Reaction: More Encryption is Bad?

This week I was peacefully reading the March 9th issue of ACM Queue when I received a bit of a surprise. It seems someone actually buys the “blame the victim” game, arguing that governments are going to break all encryption if we don’t give them what they want.

These ideas are all based on the same principle: If we cannot break the crypto for a specific criminal on demand, we will preemptively break it for everybody. And whatever you may feel about politicians, they do have the legitimacy and power to do so. They have the constitutions, legislative powers, courts of law, and police forces to make this happen. The IT and networking communities overlooked a wise saying from soldiers and police officers: “Make sure the other side has an easier way out than destroying you.” But we didn’t, and they are.

If you don’t get the point, it’s simple: the only way to really have secure communications is to give the government the keys. Once again, my inner philosopher threw up (as I recently said on a Network Break podcast). The reason I find the line of argument above so horrifying is simple: it’s just true enough to make you think about it, and maybe even fall in line. In an article from 2013, the same author says that state actors don’t bother with encryption, they just pay people to weaken publicly available encryption mechanisms. I wonder if they also pay people to write in widely read computing magazines that resistance is futile, so we should all just give up now.

The author of both of these pieces makes one naive assumption, however: the government is a wholly good force that will never, ever, even imagine using those back doors they’re so keen to get for anything other than capturing the worst of all possible criminals, terrorists, and the like.

They would never, for instance, turn anything learned through surveillance towards just general, wide scope searches, right? No, no-one would ever turn information gathered for national intelligence use over to ordinary police forces for prosecution of other things, right? Except when they do, of course.

+++

Aim of the exercise ▸
Please list everything that the encryption post says politicians have to make breaking the crypto happen.

+++

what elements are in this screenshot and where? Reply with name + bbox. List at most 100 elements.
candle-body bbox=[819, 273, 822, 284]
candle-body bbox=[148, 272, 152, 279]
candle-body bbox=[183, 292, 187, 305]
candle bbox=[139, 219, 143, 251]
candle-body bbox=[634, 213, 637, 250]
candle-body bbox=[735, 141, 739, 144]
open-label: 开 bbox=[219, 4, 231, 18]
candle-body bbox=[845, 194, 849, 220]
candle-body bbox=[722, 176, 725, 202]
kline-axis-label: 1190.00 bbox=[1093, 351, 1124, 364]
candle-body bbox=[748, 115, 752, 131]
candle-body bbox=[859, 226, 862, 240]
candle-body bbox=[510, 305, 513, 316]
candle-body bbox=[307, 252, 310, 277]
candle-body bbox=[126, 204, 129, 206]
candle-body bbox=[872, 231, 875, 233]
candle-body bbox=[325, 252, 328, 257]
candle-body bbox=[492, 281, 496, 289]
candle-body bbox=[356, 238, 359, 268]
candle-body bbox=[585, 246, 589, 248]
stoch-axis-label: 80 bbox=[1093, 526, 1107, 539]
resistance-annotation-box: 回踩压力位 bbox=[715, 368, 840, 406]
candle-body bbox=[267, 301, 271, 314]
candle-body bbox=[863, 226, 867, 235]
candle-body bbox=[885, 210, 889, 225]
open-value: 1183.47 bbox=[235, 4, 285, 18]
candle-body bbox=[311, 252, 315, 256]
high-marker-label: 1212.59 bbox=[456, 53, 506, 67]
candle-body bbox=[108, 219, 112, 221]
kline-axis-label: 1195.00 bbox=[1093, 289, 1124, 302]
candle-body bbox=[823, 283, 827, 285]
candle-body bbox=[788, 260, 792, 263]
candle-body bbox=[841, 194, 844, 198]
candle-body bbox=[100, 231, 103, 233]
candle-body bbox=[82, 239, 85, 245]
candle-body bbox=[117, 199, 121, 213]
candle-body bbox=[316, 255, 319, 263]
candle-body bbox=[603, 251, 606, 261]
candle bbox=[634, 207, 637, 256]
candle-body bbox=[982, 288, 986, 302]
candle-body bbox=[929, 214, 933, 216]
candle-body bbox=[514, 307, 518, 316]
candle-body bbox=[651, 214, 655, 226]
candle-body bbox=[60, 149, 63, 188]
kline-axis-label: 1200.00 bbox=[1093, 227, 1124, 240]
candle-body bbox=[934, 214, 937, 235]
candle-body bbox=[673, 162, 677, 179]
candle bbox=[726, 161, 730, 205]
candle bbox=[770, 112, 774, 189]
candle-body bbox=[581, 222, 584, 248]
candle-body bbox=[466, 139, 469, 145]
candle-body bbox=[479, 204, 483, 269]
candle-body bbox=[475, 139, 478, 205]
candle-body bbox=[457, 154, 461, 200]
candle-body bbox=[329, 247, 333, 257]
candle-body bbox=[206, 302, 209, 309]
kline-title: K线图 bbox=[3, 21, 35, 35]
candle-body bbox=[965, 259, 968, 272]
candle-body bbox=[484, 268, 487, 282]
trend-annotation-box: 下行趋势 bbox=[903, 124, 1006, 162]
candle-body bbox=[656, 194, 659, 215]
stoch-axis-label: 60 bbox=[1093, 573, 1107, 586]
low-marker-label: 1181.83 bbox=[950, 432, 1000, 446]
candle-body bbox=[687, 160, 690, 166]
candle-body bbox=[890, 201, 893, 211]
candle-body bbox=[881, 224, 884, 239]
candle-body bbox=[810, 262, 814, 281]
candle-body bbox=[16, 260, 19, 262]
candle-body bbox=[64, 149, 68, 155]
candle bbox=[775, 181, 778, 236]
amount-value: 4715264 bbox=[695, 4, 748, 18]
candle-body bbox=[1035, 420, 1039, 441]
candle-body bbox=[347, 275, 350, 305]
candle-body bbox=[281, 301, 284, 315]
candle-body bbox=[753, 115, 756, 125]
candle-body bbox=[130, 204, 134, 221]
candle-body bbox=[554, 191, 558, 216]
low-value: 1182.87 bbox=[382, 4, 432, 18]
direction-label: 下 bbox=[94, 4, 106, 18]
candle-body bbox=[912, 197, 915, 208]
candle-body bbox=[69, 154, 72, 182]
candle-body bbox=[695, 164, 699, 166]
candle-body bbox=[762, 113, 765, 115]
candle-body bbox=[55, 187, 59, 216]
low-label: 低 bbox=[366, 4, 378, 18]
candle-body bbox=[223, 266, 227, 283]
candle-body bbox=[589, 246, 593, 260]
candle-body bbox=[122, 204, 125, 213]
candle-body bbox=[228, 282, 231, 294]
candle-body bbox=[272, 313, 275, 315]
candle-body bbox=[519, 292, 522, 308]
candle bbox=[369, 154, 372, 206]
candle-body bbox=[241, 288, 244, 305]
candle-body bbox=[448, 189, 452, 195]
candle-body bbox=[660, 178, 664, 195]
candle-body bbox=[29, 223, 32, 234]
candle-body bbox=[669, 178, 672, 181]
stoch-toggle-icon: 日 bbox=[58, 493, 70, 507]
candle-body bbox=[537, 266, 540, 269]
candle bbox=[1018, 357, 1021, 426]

+++

Response to this task ▸
Constitutions, legislative powers, courts of law, and police forces.